Collect all the lines that mention the word "background".

Stored entries
******

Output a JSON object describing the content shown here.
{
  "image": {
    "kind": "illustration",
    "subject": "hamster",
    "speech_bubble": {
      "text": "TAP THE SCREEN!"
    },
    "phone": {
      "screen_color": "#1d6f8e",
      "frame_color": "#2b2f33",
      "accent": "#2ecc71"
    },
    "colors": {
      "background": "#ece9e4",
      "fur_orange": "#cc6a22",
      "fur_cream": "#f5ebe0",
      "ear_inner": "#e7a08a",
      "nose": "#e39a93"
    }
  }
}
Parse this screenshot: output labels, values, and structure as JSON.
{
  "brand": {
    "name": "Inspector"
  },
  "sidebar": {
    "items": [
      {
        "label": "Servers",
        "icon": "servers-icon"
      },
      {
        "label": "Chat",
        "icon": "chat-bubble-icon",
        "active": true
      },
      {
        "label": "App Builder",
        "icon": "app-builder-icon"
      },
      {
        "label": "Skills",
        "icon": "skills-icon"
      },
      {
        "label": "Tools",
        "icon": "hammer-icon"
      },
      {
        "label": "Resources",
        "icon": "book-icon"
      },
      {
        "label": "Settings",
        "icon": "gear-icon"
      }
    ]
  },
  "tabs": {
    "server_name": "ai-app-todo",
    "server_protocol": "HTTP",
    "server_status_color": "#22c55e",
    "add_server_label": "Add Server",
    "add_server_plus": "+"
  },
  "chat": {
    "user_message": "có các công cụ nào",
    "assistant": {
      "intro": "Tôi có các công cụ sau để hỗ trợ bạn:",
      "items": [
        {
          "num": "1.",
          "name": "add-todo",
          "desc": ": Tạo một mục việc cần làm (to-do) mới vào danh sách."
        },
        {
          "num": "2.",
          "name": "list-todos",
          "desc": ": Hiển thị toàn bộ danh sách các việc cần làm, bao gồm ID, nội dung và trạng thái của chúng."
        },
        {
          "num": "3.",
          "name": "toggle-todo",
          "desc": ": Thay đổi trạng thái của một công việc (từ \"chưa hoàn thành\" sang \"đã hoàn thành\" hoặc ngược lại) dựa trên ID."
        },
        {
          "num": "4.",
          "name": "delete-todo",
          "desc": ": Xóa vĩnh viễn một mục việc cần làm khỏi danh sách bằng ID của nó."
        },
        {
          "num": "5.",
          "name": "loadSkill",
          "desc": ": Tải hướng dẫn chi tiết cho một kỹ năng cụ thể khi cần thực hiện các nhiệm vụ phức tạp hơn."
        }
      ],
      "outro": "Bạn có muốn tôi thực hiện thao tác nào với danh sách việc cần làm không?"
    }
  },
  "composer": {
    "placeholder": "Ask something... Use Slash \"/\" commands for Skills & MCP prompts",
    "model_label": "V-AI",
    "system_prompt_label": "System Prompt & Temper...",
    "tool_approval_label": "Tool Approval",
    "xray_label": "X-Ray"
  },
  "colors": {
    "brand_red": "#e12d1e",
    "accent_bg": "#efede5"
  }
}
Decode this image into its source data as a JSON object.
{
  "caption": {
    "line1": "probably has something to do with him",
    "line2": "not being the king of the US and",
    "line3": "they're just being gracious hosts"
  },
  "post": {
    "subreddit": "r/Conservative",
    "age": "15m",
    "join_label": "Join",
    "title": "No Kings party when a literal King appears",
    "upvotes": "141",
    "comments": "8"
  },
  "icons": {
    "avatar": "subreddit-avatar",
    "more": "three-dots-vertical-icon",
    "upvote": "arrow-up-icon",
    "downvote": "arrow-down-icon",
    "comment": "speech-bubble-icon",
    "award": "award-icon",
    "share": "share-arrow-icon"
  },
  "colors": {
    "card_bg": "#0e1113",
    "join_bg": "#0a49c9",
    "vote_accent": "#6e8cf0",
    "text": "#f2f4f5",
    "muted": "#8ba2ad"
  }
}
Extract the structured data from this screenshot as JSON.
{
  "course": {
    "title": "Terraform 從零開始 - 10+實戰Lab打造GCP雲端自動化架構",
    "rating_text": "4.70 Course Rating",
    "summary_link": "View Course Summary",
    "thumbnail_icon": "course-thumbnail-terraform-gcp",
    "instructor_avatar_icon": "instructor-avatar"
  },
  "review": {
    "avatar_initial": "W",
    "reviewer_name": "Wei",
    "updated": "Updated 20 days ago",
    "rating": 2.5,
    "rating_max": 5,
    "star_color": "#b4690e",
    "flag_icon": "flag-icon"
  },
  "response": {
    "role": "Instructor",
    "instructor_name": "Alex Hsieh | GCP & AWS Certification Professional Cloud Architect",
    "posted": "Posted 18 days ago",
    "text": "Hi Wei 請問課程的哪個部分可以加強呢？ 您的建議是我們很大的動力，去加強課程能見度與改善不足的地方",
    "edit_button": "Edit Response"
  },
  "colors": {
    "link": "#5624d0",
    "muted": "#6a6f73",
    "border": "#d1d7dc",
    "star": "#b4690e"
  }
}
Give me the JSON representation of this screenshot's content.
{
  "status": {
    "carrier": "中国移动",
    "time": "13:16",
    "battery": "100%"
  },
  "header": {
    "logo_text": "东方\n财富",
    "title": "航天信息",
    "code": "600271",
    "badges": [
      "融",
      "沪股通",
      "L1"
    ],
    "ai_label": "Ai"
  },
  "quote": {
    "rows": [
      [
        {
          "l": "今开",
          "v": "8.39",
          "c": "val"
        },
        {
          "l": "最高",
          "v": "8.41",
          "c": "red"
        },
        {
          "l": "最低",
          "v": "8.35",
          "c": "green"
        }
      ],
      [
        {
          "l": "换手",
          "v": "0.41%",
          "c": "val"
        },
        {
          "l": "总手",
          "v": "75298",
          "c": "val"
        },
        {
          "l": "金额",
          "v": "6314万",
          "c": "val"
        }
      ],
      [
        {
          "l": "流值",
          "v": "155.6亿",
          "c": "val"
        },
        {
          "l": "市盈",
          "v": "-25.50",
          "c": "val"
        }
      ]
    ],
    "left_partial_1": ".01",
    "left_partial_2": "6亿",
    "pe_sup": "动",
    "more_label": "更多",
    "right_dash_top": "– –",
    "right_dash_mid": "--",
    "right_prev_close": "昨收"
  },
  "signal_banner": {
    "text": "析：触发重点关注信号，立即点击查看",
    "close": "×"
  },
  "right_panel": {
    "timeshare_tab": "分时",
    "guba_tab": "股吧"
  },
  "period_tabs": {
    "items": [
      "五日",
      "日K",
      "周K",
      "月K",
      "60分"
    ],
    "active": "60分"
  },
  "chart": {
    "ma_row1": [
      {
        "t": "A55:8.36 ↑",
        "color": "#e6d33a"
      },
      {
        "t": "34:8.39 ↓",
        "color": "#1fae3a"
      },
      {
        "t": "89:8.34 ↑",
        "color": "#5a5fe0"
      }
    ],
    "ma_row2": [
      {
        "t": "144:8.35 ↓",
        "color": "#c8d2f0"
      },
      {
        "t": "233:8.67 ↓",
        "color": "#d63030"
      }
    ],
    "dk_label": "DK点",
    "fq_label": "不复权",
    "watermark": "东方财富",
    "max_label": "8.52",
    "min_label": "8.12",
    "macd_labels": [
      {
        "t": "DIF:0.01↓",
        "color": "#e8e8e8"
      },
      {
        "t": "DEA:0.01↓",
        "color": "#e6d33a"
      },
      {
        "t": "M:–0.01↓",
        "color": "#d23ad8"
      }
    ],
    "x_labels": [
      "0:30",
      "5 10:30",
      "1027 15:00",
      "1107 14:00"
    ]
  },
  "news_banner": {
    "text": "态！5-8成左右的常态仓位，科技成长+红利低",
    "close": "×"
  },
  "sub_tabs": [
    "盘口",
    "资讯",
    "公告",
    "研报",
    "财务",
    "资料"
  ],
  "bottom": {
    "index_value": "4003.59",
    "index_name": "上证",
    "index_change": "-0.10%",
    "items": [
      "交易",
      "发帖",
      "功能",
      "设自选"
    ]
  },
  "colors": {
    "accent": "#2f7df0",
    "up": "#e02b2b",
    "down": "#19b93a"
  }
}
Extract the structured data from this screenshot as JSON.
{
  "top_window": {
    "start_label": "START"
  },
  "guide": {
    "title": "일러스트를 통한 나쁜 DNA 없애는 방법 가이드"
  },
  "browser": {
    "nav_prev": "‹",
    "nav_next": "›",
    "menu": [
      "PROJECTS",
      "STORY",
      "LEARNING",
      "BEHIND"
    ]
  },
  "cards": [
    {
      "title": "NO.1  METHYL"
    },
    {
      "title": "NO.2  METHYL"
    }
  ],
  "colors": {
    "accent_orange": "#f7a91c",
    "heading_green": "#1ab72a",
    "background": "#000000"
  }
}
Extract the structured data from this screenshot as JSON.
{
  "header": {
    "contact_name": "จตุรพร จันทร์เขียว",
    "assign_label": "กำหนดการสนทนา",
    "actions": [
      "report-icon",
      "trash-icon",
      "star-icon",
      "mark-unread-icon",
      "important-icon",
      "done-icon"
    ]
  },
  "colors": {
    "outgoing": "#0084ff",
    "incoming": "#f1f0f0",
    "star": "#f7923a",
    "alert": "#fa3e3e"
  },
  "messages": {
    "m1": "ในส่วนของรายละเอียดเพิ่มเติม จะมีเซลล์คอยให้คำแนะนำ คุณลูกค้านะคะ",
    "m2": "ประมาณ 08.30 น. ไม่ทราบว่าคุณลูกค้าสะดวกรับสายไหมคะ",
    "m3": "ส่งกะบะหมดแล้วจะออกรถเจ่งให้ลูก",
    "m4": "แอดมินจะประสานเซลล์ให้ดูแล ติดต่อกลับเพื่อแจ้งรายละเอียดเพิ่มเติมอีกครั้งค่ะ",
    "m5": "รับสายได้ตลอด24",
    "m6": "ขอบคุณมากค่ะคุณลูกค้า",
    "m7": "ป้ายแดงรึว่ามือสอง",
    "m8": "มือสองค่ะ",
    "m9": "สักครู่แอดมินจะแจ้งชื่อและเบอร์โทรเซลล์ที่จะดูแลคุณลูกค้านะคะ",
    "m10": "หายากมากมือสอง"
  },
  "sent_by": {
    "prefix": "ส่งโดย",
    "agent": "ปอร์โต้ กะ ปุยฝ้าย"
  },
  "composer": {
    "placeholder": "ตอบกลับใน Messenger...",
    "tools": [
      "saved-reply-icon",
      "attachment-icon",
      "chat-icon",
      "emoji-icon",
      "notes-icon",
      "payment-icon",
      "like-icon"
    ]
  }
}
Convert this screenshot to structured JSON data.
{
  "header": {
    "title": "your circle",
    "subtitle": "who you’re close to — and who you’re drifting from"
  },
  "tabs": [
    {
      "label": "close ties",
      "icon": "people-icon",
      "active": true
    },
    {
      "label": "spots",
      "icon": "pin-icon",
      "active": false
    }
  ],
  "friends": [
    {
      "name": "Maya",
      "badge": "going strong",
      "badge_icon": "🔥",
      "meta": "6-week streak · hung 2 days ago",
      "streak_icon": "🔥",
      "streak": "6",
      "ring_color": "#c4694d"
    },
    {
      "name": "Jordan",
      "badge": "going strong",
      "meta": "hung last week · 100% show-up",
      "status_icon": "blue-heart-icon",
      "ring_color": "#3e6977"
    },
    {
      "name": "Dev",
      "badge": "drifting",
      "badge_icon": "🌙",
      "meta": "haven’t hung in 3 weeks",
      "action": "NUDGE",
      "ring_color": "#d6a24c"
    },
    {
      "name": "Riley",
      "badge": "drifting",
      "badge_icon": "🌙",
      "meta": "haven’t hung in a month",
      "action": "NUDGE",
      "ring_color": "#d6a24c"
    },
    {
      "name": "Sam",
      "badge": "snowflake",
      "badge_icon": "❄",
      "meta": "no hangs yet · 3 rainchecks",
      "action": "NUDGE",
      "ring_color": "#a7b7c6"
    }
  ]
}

******

◆ **Final answer**:
      "background": "#ece9e4",
    "background": "#000000"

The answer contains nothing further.